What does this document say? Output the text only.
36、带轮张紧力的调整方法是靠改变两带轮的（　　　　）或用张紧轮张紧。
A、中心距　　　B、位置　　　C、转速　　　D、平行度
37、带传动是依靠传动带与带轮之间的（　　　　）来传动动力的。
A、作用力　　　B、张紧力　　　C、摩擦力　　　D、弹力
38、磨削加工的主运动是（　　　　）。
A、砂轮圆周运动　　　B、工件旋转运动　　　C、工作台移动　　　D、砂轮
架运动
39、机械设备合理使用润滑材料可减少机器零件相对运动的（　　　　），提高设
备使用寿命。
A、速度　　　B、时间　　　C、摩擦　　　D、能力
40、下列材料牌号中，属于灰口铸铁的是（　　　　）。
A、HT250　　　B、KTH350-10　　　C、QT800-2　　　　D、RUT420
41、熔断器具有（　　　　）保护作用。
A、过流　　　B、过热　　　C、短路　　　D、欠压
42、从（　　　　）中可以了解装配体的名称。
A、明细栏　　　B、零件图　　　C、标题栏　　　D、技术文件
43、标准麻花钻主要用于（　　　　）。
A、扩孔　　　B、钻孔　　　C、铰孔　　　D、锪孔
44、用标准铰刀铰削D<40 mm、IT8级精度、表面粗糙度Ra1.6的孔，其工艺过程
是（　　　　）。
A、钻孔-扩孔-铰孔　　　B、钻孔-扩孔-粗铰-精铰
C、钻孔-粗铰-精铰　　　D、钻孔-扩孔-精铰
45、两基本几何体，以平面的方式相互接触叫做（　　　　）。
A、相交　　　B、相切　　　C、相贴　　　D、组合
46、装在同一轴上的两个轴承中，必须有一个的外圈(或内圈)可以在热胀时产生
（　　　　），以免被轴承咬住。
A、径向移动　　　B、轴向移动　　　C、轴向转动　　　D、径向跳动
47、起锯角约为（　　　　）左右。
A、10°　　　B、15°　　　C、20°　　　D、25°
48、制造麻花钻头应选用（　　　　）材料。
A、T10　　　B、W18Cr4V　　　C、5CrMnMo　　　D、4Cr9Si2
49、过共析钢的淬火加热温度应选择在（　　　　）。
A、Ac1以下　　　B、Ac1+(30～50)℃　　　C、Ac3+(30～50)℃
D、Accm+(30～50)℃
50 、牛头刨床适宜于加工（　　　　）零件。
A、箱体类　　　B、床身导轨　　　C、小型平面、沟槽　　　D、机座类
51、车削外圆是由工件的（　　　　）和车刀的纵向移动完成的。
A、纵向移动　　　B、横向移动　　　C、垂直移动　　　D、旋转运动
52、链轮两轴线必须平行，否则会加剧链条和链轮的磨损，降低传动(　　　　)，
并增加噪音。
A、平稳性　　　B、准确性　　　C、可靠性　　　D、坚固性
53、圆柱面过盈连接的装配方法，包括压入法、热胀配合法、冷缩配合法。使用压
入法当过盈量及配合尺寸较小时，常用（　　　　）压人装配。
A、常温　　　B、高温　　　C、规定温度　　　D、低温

○ ○ ○

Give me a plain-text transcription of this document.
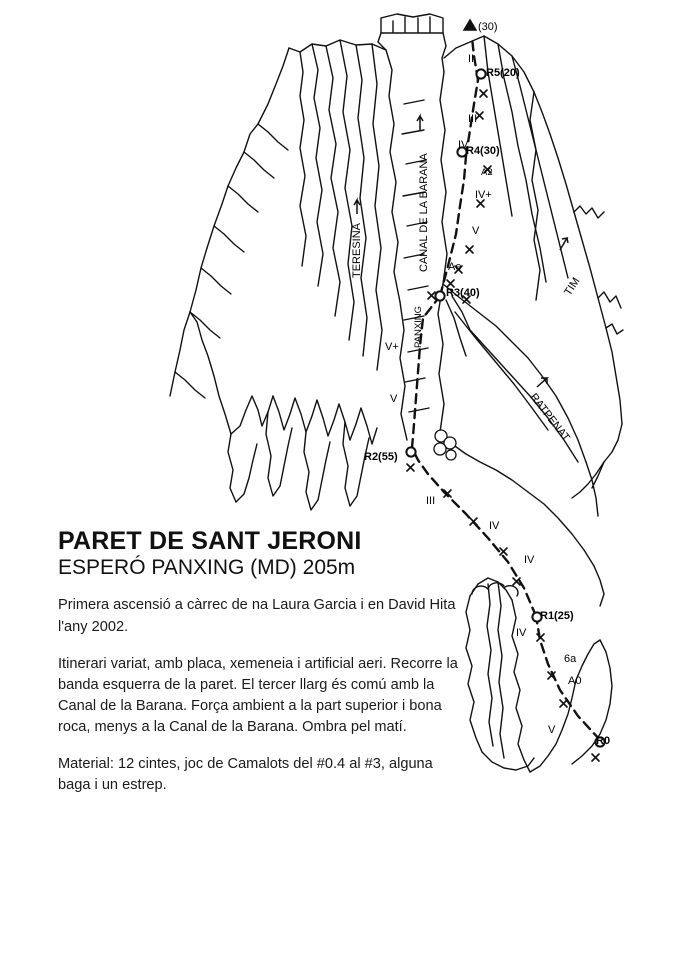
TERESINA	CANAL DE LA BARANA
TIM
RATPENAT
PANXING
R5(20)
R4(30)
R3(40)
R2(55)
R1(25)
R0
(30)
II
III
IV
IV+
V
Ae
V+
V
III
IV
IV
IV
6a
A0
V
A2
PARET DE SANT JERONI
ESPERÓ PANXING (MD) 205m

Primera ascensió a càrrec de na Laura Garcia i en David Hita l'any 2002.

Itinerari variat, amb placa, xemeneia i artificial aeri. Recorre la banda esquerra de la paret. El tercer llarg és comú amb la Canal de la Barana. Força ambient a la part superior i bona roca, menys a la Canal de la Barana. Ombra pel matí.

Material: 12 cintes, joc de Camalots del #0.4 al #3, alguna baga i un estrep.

○ ○ ○

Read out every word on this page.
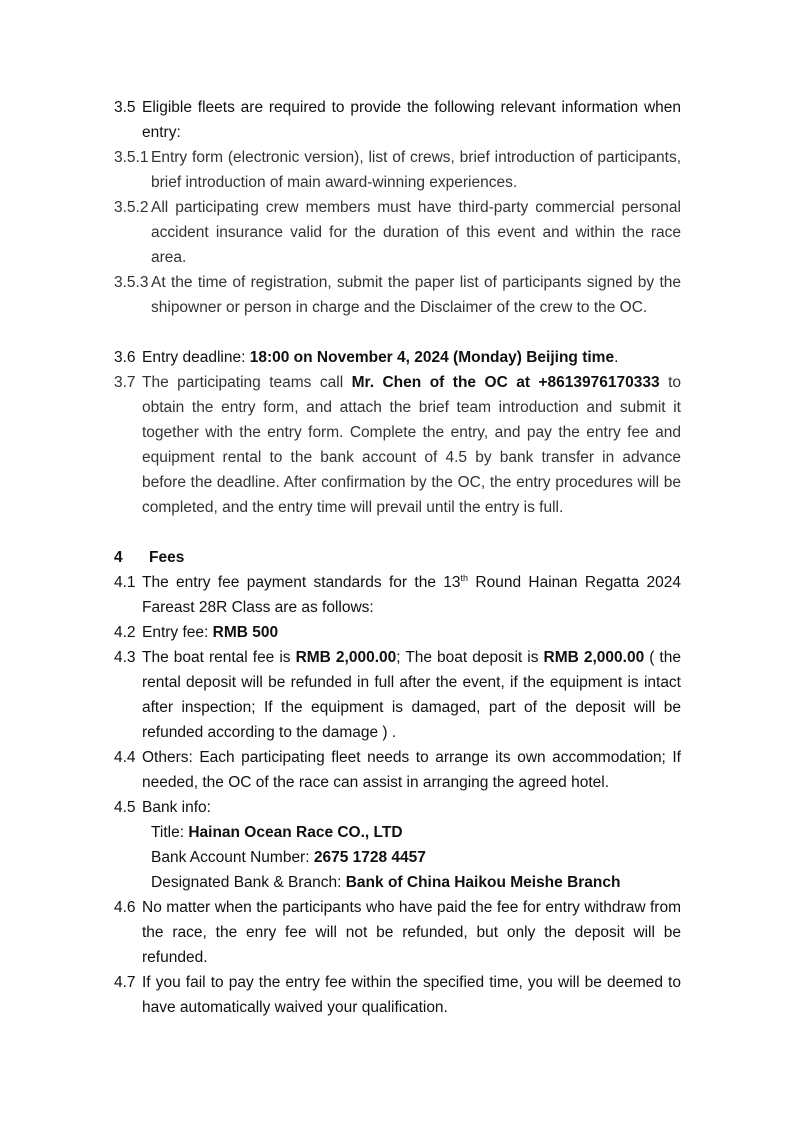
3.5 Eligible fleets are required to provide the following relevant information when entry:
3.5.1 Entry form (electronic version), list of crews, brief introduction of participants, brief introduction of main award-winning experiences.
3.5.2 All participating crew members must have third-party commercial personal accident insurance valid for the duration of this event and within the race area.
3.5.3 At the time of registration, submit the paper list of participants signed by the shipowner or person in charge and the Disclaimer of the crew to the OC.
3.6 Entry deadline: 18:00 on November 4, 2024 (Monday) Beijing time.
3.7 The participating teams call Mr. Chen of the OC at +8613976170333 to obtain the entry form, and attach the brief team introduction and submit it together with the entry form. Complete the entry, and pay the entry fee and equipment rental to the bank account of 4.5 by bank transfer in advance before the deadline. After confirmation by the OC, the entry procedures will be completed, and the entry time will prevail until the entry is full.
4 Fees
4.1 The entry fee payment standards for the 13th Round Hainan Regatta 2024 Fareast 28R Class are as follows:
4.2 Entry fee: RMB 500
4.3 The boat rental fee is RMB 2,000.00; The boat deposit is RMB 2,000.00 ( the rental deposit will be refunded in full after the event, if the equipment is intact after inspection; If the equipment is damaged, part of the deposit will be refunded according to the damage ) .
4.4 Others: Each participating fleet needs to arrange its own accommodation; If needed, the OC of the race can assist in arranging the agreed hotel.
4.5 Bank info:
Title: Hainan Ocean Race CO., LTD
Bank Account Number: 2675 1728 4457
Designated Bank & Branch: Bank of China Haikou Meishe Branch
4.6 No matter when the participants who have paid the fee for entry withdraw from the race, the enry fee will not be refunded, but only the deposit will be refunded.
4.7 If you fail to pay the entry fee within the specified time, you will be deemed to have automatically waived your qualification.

○ ○ ○

* Task details
Copy out every line of the material above that mentions the word "this".

* Full solution
What does this document say? Output the text only.
Give me a plain-text transcription of this document.
Read out every word on this page.
3.5.2 All participating crew members must have third-party commercial personal accident insurance valid for the duration of this event and within the race area.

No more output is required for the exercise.